| What you need to do |
Arrange the lines of the records between the line containing "data-point [428, 170, 432, 174]" and the line containing "data-point [214, 174, 219, 179]", inclusive, as a numbered list, omitting any blank lines.

| Data provided |
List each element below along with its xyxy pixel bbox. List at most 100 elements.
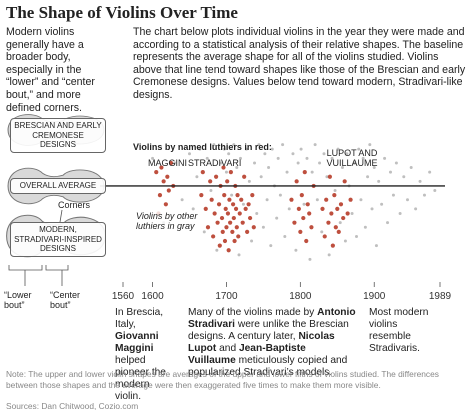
data-point [428, 170, 432, 174]
data-point [265, 198, 269, 202]
annotation-text: Many of the violins made by [188, 307, 318, 318]
data-point [245, 229, 250, 234]
data-point [226, 248, 231, 253]
data-point [322, 152, 326, 156]
data-point [320, 230, 324, 234]
data-point [214, 174, 219, 179]
x-tick-label: 1989 [429, 291, 452, 302]
intro-text: Modern violins generally have a broader … [6, 26, 95, 114]
data-point [322, 234, 327, 239]
data-point [255, 211, 259, 215]
data-point [355, 234, 359, 238]
data-point [211, 234, 216, 239]
data-point [308, 257, 312, 261]
bout-label: “Center bout” [50, 290, 81, 310]
x-tick-label: 1800 [289, 291, 312, 302]
data-point [250, 193, 255, 198]
data-point [243, 206, 248, 211]
data-point [281, 143, 285, 147]
data-point [224, 170, 228, 174]
data-point [263, 152, 267, 156]
description-text: The chart below plots individual violins… [133, 26, 466, 101]
data-point [173, 161, 177, 165]
data-point [163, 202, 168, 207]
data-point [372, 166, 376, 170]
data-point [215, 248, 219, 252]
data-point [257, 143, 261, 147]
data-point [238, 156, 242, 160]
data-point [340, 166, 344, 170]
data-point [195, 175, 199, 179]
data-point [304, 238, 309, 244]
title: The Shape of Violins Over Time [6, 3, 238, 22]
data-point [336, 147, 340, 151]
data-point [230, 229, 235, 234]
data-point [335, 206, 340, 211]
data-point [299, 193, 304, 198]
data-point [294, 179, 299, 184]
data-point [159, 165, 164, 170]
data-point [250, 239, 254, 243]
data-point [336, 229, 341, 234]
data-point [402, 175, 406, 179]
data-point [165, 174, 170, 179]
annotation-text: In Brescia, Italy, [115, 307, 164, 330]
data-point [212, 211, 217, 216]
shape-label: OVERALL AVERAGE [10, 178, 106, 194]
data-point [285, 170, 289, 174]
data-point [157, 193, 163, 198]
data-point [370, 207, 374, 211]
data-point [374, 244, 378, 248]
data-point [350, 211, 354, 215]
data-point [208, 179, 213, 184]
data-point [363, 225, 367, 229]
data-point [343, 239, 347, 243]
data-point [247, 215, 253, 221]
data-point [209, 197, 214, 202]
data-point [215, 220, 220, 225]
data-point [357, 147, 361, 151]
bout-label: “Lower bout” [4, 290, 32, 310]
data-point [418, 179, 422, 183]
data-point [202, 230, 206, 234]
data-point [324, 197, 329, 202]
data-point [283, 234, 287, 238]
annotation-text: meticulously copied and popularized Stra… [188, 355, 348, 378]
annotation: Many of the violins made by Antonio Stra… [188, 307, 356, 379]
annotation-text: Most modern violins resemble Stradivaris… [369, 307, 429, 354]
data-point [391, 193, 395, 197]
data-point [219, 215, 225, 221]
data-point [338, 202, 344, 207]
data-point [270, 147, 274, 151]
data-point [301, 215, 306, 221]
data-point [224, 225, 229, 230]
data-point [221, 165, 226, 170]
data-point [235, 193, 240, 198]
data-point [180, 198, 184, 202]
data-point [318, 161, 322, 165]
data-point [309, 225, 314, 230]
data-point [225, 211, 231, 216]
data-point [222, 193, 227, 198]
data-point [216, 202, 222, 207]
data-point [361, 156, 365, 160]
data-point [326, 220, 331, 225]
data-point [287, 207, 291, 211]
data-point [239, 197, 244, 202]
annotation-text: Nicolas Lupot [188, 331, 335, 354]
data-point [205, 156, 209, 160]
data-point [422, 193, 426, 197]
legend-label: MAGGINI [148, 158, 188, 168]
data-point [409, 166, 413, 170]
data-point [329, 211, 334, 216]
x-tick-label: 1900 [363, 291, 386, 302]
legend-label: LUPOT AND VUILLAUME [326, 148, 378, 168]
data-point [240, 220, 245, 225]
data-point [307, 211, 312, 216]
data-point [244, 147, 248, 151]
data-point [338, 221, 342, 225]
data-point [383, 156, 387, 160]
data-point [313, 143, 317, 147]
data-point [341, 215, 346, 221]
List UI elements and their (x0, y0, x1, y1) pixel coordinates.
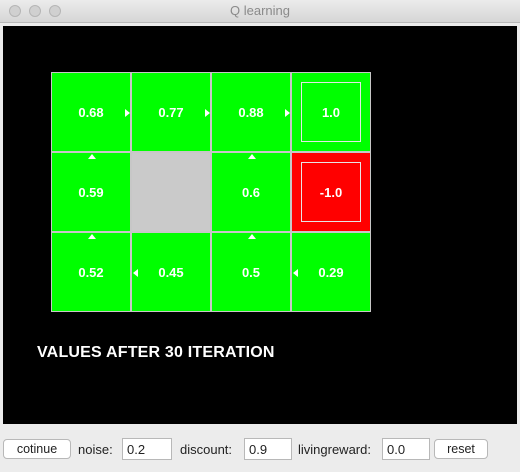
arrow-up-icon (88, 234, 96, 239)
grid-cell: 0.59 (51, 152, 131, 232)
cell-value: 0.52 (78, 265, 104, 280)
arrow-right-icon (125, 109, 130, 117)
cell-value: 0.6 (241, 185, 261, 200)
cell-value: 0.5 (241, 265, 261, 280)
zoom-window-icon[interactable] (49, 5, 61, 17)
cell-value: 0.68 (78, 105, 104, 120)
gridworld-canvas: 0.68 0.77 0.88 1.0 0.59 0.6 -1.0 0.52 0.45 0.5 0.2… (3, 26, 517, 424)
living-reward-label: livingreward: (298, 442, 371, 457)
iteration-caption: VALUES AFTER 30 ITERATION (37, 344, 275, 361)
window-title: Q learning (230, 3, 290, 18)
cell-value: 1.0 (321, 105, 341, 120)
noise-field[interactable] (122, 438, 172, 460)
cell-value: 0.29 (318, 265, 344, 280)
cell-value: 0.77 (158, 105, 184, 120)
grid-cell-wall (131, 152, 211, 232)
cell-value: 0.59 (78, 185, 104, 200)
arrow-right-icon (205, 109, 210, 117)
arrow-up-icon (88, 154, 96, 159)
cell-value: 0.88 (238, 105, 264, 120)
grid-cell: 0.5 (211, 232, 291, 312)
arrow-right-icon (285, 109, 290, 117)
grid-cell: 0.68 (51, 72, 131, 152)
arrow-left-icon (293, 269, 298, 277)
reset-button[interactable]: reset (434, 439, 488, 459)
grid-cell-terminal-negative: -1.0 (291, 152, 371, 232)
arrow-up-icon (248, 154, 256, 159)
gridworld: 0.68 0.77 0.88 1.0 0.59 0.6 -1.0 0.52 0.45 0.5 0.2… (51, 72, 371, 312)
arrow-up-icon (248, 234, 256, 239)
living-reward-field[interactable] (382, 438, 430, 460)
minimize-window-icon[interactable] (29, 5, 41, 17)
noise-label: noise: (78, 442, 113, 457)
grid-cell: 0.52 (51, 232, 131, 312)
continue-button[interactable]: cotinue (3, 439, 71, 459)
grid-cell-terminal: 1.0 (291, 72, 371, 152)
terminal-marker (301, 162, 361, 222)
cell-value: 0.45 (158, 265, 184, 280)
discount-field[interactable] (244, 438, 292, 460)
discount-label: discount: (180, 442, 233, 457)
cell-value: -1.0 (319, 185, 343, 200)
arrow-left-icon (133, 269, 138, 277)
grid-cell: 0.6 (211, 152, 291, 232)
window-titlebar: Q learning (0, 0, 520, 23)
close-window-icon[interactable] (9, 5, 21, 17)
control-bar: cotinue noise: discount: livingreward: r… (0, 438, 520, 464)
grid-cell: 0.88 (211, 72, 291, 152)
grid-cell: 0.45 (131, 232, 211, 312)
grid-cell: 0.77 (131, 72, 211, 152)
terminal-marker (301, 82, 361, 142)
grid-cell: 0.29 (291, 232, 371, 312)
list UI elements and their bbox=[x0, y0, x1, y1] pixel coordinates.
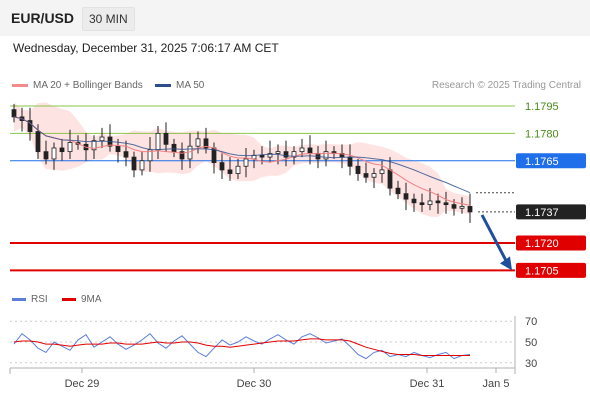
legend-rsi: RSI bbox=[12, 294, 48, 305]
x-tick-label-1: Dec 30 bbox=[237, 378, 272, 390]
legend-ma20: MA 20 + Bollinger Bands bbox=[12, 80, 143, 91]
candle-body bbox=[203, 138, 209, 149]
candle-body bbox=[467, 206, 473, 213]
forecast-arrow-line bbox=[480, 214, 510, 266]
candle-body bbox=[51, 147, 57, 160]
legend-ma50-label: MA 50 bbox=[176, 80, 205, 91]
candle-body bbox=[307, 147, 313, 154]
candle-body bbox=[355, 165, 361, 174]
candle-body bbox=[99, 136, 105, 142]
candle-body bbox=[243, 158, 249, 167]
forecast-arrow-head bbox=[500, 256, 512, 271]
timestamp: Wednesday, December 31, 2025 7:06:17 AM … bbox=[13, 41, 279, 55]
candle-body bbox=[347, 156, 353, 167]
legend-rsi-label: RSI bbox=[31, 294, 48, 305]
level-badge-label-3: 1.1737 bbox=[525, 207, 559, 219]
legend-ma20-label: MA 20 + Bollinger Bands bbox=[33, 80, 143, 91]
candle-body bbox=[323, 151, 329, 160]
legend-ma20-swatch bbox=[12, 83, 28, 87]
candle-body bbox=[427, 200, 433, 206]
candle-body bbox=[11, 109, 17, 118]
candle-body bbox=[451, 204, 457, 209]
candle-body bbox=[123, 151, 129, 158]
ma50-line bbox=[13, 116, 471, 194]
level-badge-4 bbox=[516, 235, 586, 251]
level-badge-label-4: 1.1720 bbox=[525, 238, 559, 250]
interval-selector[interactable]: 30 MIN bbox=[82, 7, 135, 31]
ma20-line bbox=[13, 116, 471, 206]
candle-body bbox=[195, 138, 201, 147]
legend-rsi-swatch bbox=[12, 297, 26, 301]
bollinger-band bbox=[14, 102, 470, 217]
candle-body bbox=[43, 151, 49, 160]
level-badge-2 bbox=[516, 153, 586, 169]
level-label-0: 1.1795 bbox=[525, 101, 559, 113]
legend-ma50: MA 50 bbox=[155, 80, 204, 91]
candle-body bbox=[443, 202, 449, 206]
x-tick-label-0: Dec 29 bbox=[65, 378, 100, 390]
level-badge-label-2: 1.1765 bbox=[525, 156, 559, 168]
candle-body bbox=[267, 153, 273, 158]
legend-ma50-swatch bbox=[155, 83, 171, 87]
candle-body bbox=[419, 202, 425, 206]
candle-body bbox=[403, 193, 409, 200]
candle-body bbox=[291, 151, 297, 158]
credit-text: Research © 2025 Trading Central bbox=[431, 80, 581, 91]
candle-body bbox=[379, 169, 385, 174]
candle-body bbox=[179, 151, 185, 160]
top-bar: EUR/USD 30 MIN bbox=[0, 0, 590, 36]
candle-body bbox=[139, 160, 145, 171]
candle-body bbox=[371, 173, 377, 178]
level-label-1: 1.1780 bbox=[525, 128, 559, 140]
candle-body bbox=[91, 140, 97, 151]
legend-rsi9-label: 9MA bbox=[81, 294, 102, 305]
candle-body bbox=[59, 147, 65, 153]
legend-rsi9-swatch bbox=[62, 297, 76, 301]
candle-body bbox=[275, 151, 281, 154]
level-badge-label-5: 1.1705 bbox=[525, 265, 559, 277]
candle-body bbox=[227, 169, 233, 174]
candle-body bbox=[163, 132, 169, 145]
rsi-line bbox=[13, 332, 471, 360]
candle-body bbox=[259, 154, 265, 158]
rsi-tick-label-2: 30 bbox=[525, 358, 537, 370]
x-tick-label-3: Jan 5 bbox=[483, 378, 510, 390]
candle-body bbox=[395, 187, 401, 195]
candle-body bbox=[411, 198, 417, 204]
candle-body bbox=[459, 206, 465, 209]
candle-body bbox=[435, 200, 441, 204]
candle-body bbox=[155, 132, 161, 151]
legend-rsi9: 9MA bbox=[62, 294, 102, 305]
candle-body bbox=[131, 156, 137, 171]
candle-body bbox=[363, 173, 369, 178]
rsi-ma9-line bbox=[13, 338, 470, 356]
level-badge-3 bbox=[516, 204, 586, 220]
level-badge-5 bbox=[516, 262, 586, 278]
candle-body bbox=[235, 165, 241, 174]
candle-body bbox=[35, 131, 41, 153]
candle-body bbox=[387, 169, 393, 189]
candle-body bbox=[115, 145, 121, 153]
candle-body bbox=[171, 143, 177, 153]
candle-body bbox=[299, 147, 305, 153]
candle-body bbox=[67, 142, 73, 153]
symbol-label: EUR/USD bbox=[11, 10, 75, 26]
x-tick-label-2: Dec 31 bbox=[410, 378, 445, 390]
candle-body bbox=[219, 162, 225, 171]
candle-body bbox=[283, 151, 289, 158]
rsi-tick-label-1: 50 bbox=[525, 337, 537, 349]
candle-body bbox=[27, 120, 33, 132]
rsi-tick-label-0: 70 bbox=[525, 316, 537, 328]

| Result of the exercise |
1. data-point [428, 170, 432, 174]
2. data-point [265, 198, 269, 202]
3. annotation-text: Many of the violins made by [188, 307, 318, 318]
4. data-point [245, 229, 250, 234]
5. data-point [226, 248, 231, 253]
6. data-point [322, 152, 326, 156]
7. data-point [320, 230, 324, 234]
8. data-point [214, 174, 219, 179]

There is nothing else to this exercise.